*** Supplied entries ***

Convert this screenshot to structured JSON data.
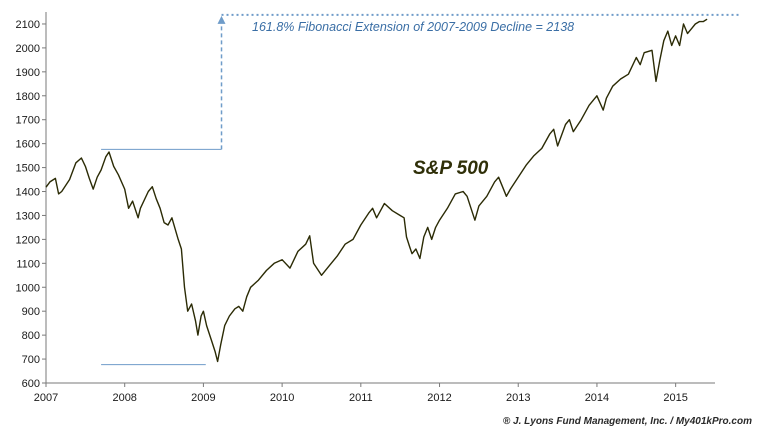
{
  "chart_data": {
    "type": "line",
    "title": "",
    "xlabel": "",
    "ylabel": "",
    "xlim": [
      2007.0,
      2015.5
    ],
    "ylim": [
      600,
      2150
    ],
    "yticks": [
      600,
      700,
      800,
      900,
      1000,
      1100,
      1200,
      1300,
      1400,
      1500,
      1600,
      1700,
      1800,
      1900,
      2000,
      2100
    ],
    "xticks": [
      2007,
      2008,
      2009,
      2010,
      2011,
      2012,
      2013,
      2014,
      2015
    ],
    "xtick_labels": [
      "2007",
      "2008",
      "2009",
      "2010",
      "2011",
      "2012",
      "2013",
      "2014",
      "2015"
    ],
    "grid": false,
    "series": [
      {
        "name": "S&P 500",
        "color": "#2b2b05",
        "x": [
          2007.0,
          2007.05,
          2007.12,
          2007.16,
          2007.2,
          2007.3,
          2007.38,
          2007.45,
          2007.5,
          2007.55,
          2007.6,
          2007.65,
          2007.7,
          2007.76,
          2007.8,
          2007.86,
          2007.92,
          2008.0,
          2008.05,
          2008.1,
          2008.17,
          2008.2,
          2008.3,
          2008.35,
          2008.4,
          2008.45,
          2008.5,
          2008.55,
          2008.6,
          2008.68,
          2008.72,
          2008.76,
          2008.8,
          2008.85,
          2008.9,
          2008.93,
          2008.97,
          2009.0,
          2009.04,
          2009.1,
          2009.15,
          2009.18,
          2009.22,
          2009.27,
          2009.33,
          2009.4,
          2009.45,
          2009.5,
          2009.55,
          2009.6,
          2009.7,
          2009.8,
          2009.9,
          2010.0,
          2010.1,
          2010.2,
          2010.3,
          2010.35,
          2010.4,
          2010.5,
          2010.6,
          2010.7,
          2010.8,
          2010.9,
          2011.0,
          2011.1,
          2011.15,
          2011.2,
          2011.25,
          2011.3,
          2011.4,
          2011.5,
          2011.55,
          2011.58,
          2011.62,
          2011.65,
          2011.7,
          2011.75,
          2011.8,
          2011.85,
          2011.9,
          2011.95,
          2012.0,
          2012.1,
          2012.2,
          2012.3,
          2012.35,
          2012.4,
          2012.45,
          2012.5,
          2012.6,
          2012.7,
          2012.75,
          2012.8,
          2012.85,
          2012.9,
          2013.0,
          2013.1,
          2013.2,
          2013.3,
          2013.4,
          2013.45,
          2013.5,
          2013.6,
          2013.65,
          2013.7,
          2013.8,
          2013.9,
          2014.0,
          2014.08,
          2014.12,
          2014.2,
          2014.3,
          2014.4,
          2014.5,
          2014.55,
          2014.6,
          2014.7,
          2014.75,
          2014.8,
          2014.85,
          2014.9,
          2014.95,
          2015.0,
          2015.05,
          2015.1,
          2015.15,
          2015.2,
          2015.25,
          2015.3,
          2015.35,
          2015.4
        ],
        "y": [
          1418,
          1440,
          1455,
          1390,
          1400,
          1450,
          1520,
          1540,
          1505,
          1455,
          1410,
          1460,
          1490,
          1545,
          1565,
          1505,
          1470,
          1410,
          1330,
          1360,
          1290,
          1330,
          1400,
          1420,
          1370,
          1330,
          1270,
          1260,
          1290,
          1200,
          1160,
          1000,
          900,
          930,
          860,
          800,
          880,
          900,
          840,
          780,
          730,
          690,
          760,
          840,
          880,
          910,
          920,
          900,
          960,
          1000,
          1030,
          1070,
          1100,
          1115,
          1080,
          1150,
          1180,
          1215,
          1100,
          1050,
          1090,
          1130,
          1180,
          1200,
          1260,
          1310,
          1330,
          1290,
          1320,
          1350,
          1320,
          1300,
          1290,
          1210,
          1170,
          1140,
          1160,
          1120,
          1210,
          1250,
          1200,
          1250,
          1280,
          1330,
          1390,
          1400,
          1380,
          1330,
          1280,
          1340,
          1380,
          1440,
          1460,
          1420,
          1380,
          1410,
          1460,
          1510,
          1550,
          1580,
          1640,
          1660,
          1590,
          1680,
          1700,
          1650,
          1700,
          1760,
          1800,
          1740,
          1790,
          1840,
          1870,
          1890,
          1960,
          1930,
          1980,
          1990,
          1860,
          1950,
          2030,
          2070,
          2010,
          2050,
          2010,
          2100,
          2060,
          2080,
          2100,
          2110,
          2110,
          2120
        ]
      }
    ],
    "annotations": {
      "series_label": "S&P 500",
      "fib_text": "161.8% Fibonacci Extension of 2007-2009 Decline = 2138",
      "fib_level": 2138,
      "peak_2007": 1576,
      "low_2009": 677,
      "credit": "® J. Lyons Fund Management, Inc. / My401kPro.com"
    },
    "colors": {
      "line": "#2b2b05",
      "reference": "#6f9cc9",
      "annotation": "#3a6ea5",
      "axis": "#7a7a7a"
    }
  }
}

***

### Task to complete:
Leave the pictures out and write out every entry exactly as given.

### Full output:
Convert this screenshot to structured JSON data.
{
  "chart_data": {
    "type": "line",
    "title": "",
    "xlabel": "",
    "ylabel": "",
    "xlim": [
      2007.0,
      2015.5
    ],
    "ylim": [
      600,
      2150
    ],
    "yticks": [
      600,
      700,
      800,
      900,
      1000,
      1100,
      1200,
      1300,
      1400,
      1500,
      1600,
      1700,
      1800,
      1900,
      2000,
      2100
    ],
    "xticks": [
      2007,
      2008,
      2009,
      2010,
      2011,
      2012,
      2013,
      2014,
      2015
    ],
    "xtick_labels": [
      "2007",
      "2008",
      "2009",
      "2010",
      "2011",
      "2012",
      "2013",
      "2014",
      "2015"
    ],
    "grid": false,
    "series": [
      {
        "name": "S&P 500",
        "color": "#2b2b05",
        "x": [
          2007.0,
          2007.05,
          2007.12,
          2007.16,
          2007.2,
          2007.3,
          2007.38,
          2007.45,
          2007.5,
          2007.55,
          2007.6,
          2007.65,
          2007.7,
          2007.76,
          2007.8,
          2007.86,
          2007.92,
          2008.0,
          2008.05,
          2008.1,
          2008.17,
          2008.2,
          2008.3,
          2008.35,
          2008.4,
          2008.45,
          2008.5,
          2008.55,
          2008.6,
          2008.68,
          2008.72,
          2008.76,
          2008.8,
          2008.85,
          2008.9,
          2008.93,
          2008.97,
          2009.0,
          2009.04,
          2009.1,
          2009.15,
          2009.18,
          2009.22,
          2009.27,
          2009.33,
          2009.4,
          2009.45,
          2009.5,
          2009.55,
          2009.6,
          2009.7,
          2009.8,
          2009.9,
          2010.0,
          2010.1,
          2010.2,
          2010.3,
          2010.35,
          2010.4,
          2010.5,
          2010.6,
          2010.7,
          2010.8,
          2010.9,
          2011.0,
          2011.1,
          2011.15,
          2011.2,
          2011.25,
          2011.3,
          2011.4,
          2011.5,
          2011.55,
          2011.58,
          2011.62,
          2011.65,
          2011.7,
          2011.75,
          2011.8,
          2011.85,
          2011.9,
          2011.95,
          2012.0,
          2012.1,
          2012.2,
          2012.3,
          2012.35,
          2012.4,
          2012.45,
          2012.5,
          2012.6,
          2012.7,
          2012.75,
          2012.8,
          2012.85,
          2012.9,
          2013.0,
          2013.1,
          2013.2,
          2013.3,
          2013.4,
          2013.45,
          2013.5,
          2013.6,
          2013.65,
          2013.7,
          2013.8,
          2013.9,
          2014.0,
          2014.08,
          2014.12,
          2014.2,
          2014.3,
          2014.4,
          2014.5,
          2014.55,
          2014.6,
          2014.7,
          2014.75,
          2014.8,
          2014.85,
          2014.9,
          2014.95,
          2015.0,
          2015.05,
          2015.1,
          2015.15,
          2015.2,
          2015.25,
          2015.3,
          2015.35,
          2015.4
        ],
        "y": [
          1418,
          1440,
          1455,
          1390,
          1400,
          1450,
          1520,
          1540,
          1505,
          1455,
          1410,
          1460,
          1490,
          1545,
          1565,
          1505,
          1470,
          1410,
          1330,
          1360,
          1290,
          1330,
          1400,
          1420,
          1370,
          1330,
          1270,
          1260,
          1290,
          1200,
          1160,
          1000,
          900,
          930,
          860,
          800,
          880,
          900,
          840,
          780,
          730,
          690,
          760,
          840,
          880,
          910,
          920,
          900,
          960,
          1000,
          1030,
          1070,
          1100,
          1115,
          1080,
          1150,
          1180,
          1215,
          1100,
          1050,
          1090,
          1130,
          1180,
          1200,
          1260,
          1310,
          1330,
          1290,
          1320,
          1350,
          1320,
          1300,
          1290,
          1210,
          1170,
          1140,
          1160,
          1120,
          1210,
          1250,
          1200,
          1250,
          1280,
          1330,
          1390,
          1400,
          1380,
          1330,
          1280,
          1340,
          1380,
          1440,
          1460,
          1420,
          1380,
          1410,
          1460,
          1510,
          1550,
          1580,
          1640,
          1660,
          1590,
          1680,
          1700,
          1650,
          1700,
          1760,
          1800,
          1740,
          1790,
          1840,
          1870,
          1890,
          1960,
          1930,
          1980,
          1990,
          1860,
          1950,
          2030,
          2070,
          2010,
          2050,
          2010,
          2100,
          2060,
          2080,
          2100,
          2110,
          2110,
          2120
        ]
      }
    ],
    "annotations": {
      "series_label": "S&P 500",
      "fib_text": "161.8% Fibonacci Extension of 2007-2009 Decline = 2138",
      "fib_level": 2138,
      "peak_2007": 1576,
      "low_2009": 677,
      "credit": "® J. Lyons Fund Management, Inc. / My401kPro.com"
    },
    "colors": {
      "line": "#2b2b05",
      "reference": "#6f9cc9",
      "annotation": "#3a6ea5",
      "axis": "#7a7a7a"
    }
  }
}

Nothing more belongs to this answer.